[Stored data entries]

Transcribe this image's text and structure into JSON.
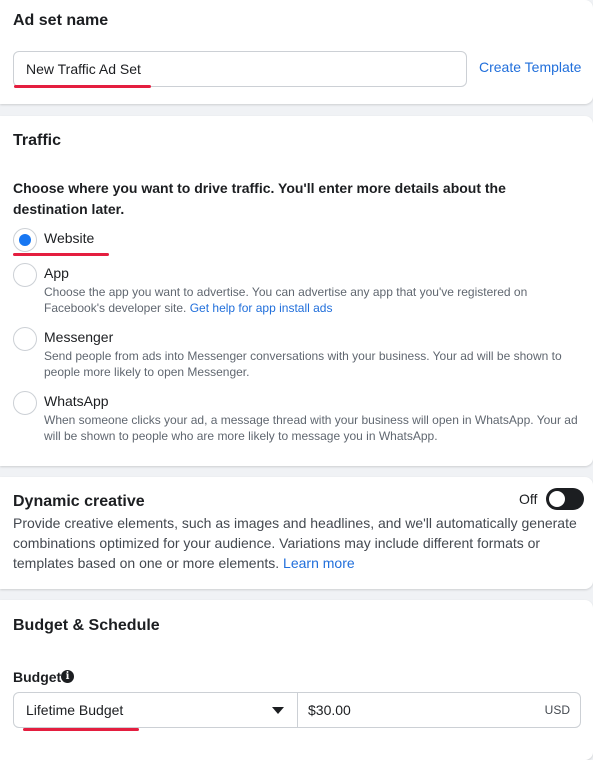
{
  "ad_set_name": {
    "title": "Ad set name",
    "input_value": "New Traffic Ad Set",
    "create_template_link": "Create Template"
  },
  "traffic": {
    "title": "Traffic",
    "description": "Choose where you want to drive traffic. You'll enter more details about the destination later.",
    "selected": "Website",
    "options": [
      {
        "label": "Website",
        "description": "",
        "checked": true
      },
      {
        "label": "App",
        "description": "Choose the app you want to advertise. You can advertise any app that you've registered on Facebook's developer site.",
        "link": "Get help for app install ads",
        "checked": false
      },
      {
        "label": "Messenger",
        "description": "Send people from ads into Messenger conversations with your business. Your ad will be shown to people more likely to open Messenger.",
        "checked": false
      },
      {
        "label": "WhatsApp",
        "description": "When someone clicks your ad, a message thread with your business will open in WhatsApp. Your ad will be shown to people who are more likely to message you in WhatsApp.",
        "checked": false
      }
    ]
  },
  "dynamic_creative": {
    "title": "Dynamic creative",
    "toggle_label": "Off",
    "toggle_on": false,
    "description": "Provide creative elements, such as images and headlines, and we'll automatically generate combinations optimized for your audience. Variations may include different formats or templates based on one or more elements.",
    "learn_more": "Learn more"
  },
  "budget_schedule": {
    "title": "Budget & Schedule",
    "budget_label": "Budget",
    "info_icon": "info-icon",
    "budget_type": "Lifetime Budget",
    "amount": "$30.00",
    "currency": "USD"
  },
  "colors": {
    "accent": "#1877f2",
    "link": "#216fdb",
    "annotation_underline": "#e41e3f",
    "background": "#f0f2f5"
  }
}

### What is asked
Print out the material word for word, omitting the pictures.

### Correct output
Transcribe this image's text and structure into JSON.
{
  "ad_set_name": {
    "title": "Ad set name",
    "input_value": "New Traffic Ad Set",
    "create_template_link": "Create Template"
  },
  "traffic": {
    "title": "Traffic",
    "description": "Choose where you want to drive traffic. You'll enter more details about the destination later.",
    "selected": "Website",
    "options": [
      {
        "label": "Website",
        "description": "",
        "checked": true
      },
      {
        "label": "App",
        "description": "Choose the app you want to advertise. You can advertise any app that you've registered on Facebook's developer site.",
        "link": "Get help for app install ads",
        "checked": false
      },
      {
        "label": "Messenger",
        "description": "Send people from ads into Messenger conversations with your business. Your ad will be shown to people more likely to open Messenger.",
        "checked": false
      },
      {
        "label": "WhatsApp",
        "description": "When someone clicks your ad, a message thread with your business will open in WhatsApp. Your ad will be shown to people who are more likely to message you in WhatsApp.",
        "checked": false
      }
    ]
  },
  "dynamic_creative": {
    "title": "Dynamic creative",
    "toggle_label": "Off",
    "toggle_on": false,
    "description": "Provide creative elements, such as images and headlines, and we'll automatically generate combinations optimized for your audience. Variations may include different formats or templates based on one or more elements.",
    "learn_more": "Learn more"
  },
  "budget_schedule": {
    "title": "Budget & Schedule",
    "budget_label": "Budget",
    "info_icon": "info-icon",
    "budget_type": "Lifetime Budget",
    "amount": "$30.00",
    "currency": "USD"
  },
  "colors": {
    "accent": "#1877f2",
    "link": "#216fdb",
    "annotation_underline": "#e41e3f",
    "background": "#f0f2f5"
  }
}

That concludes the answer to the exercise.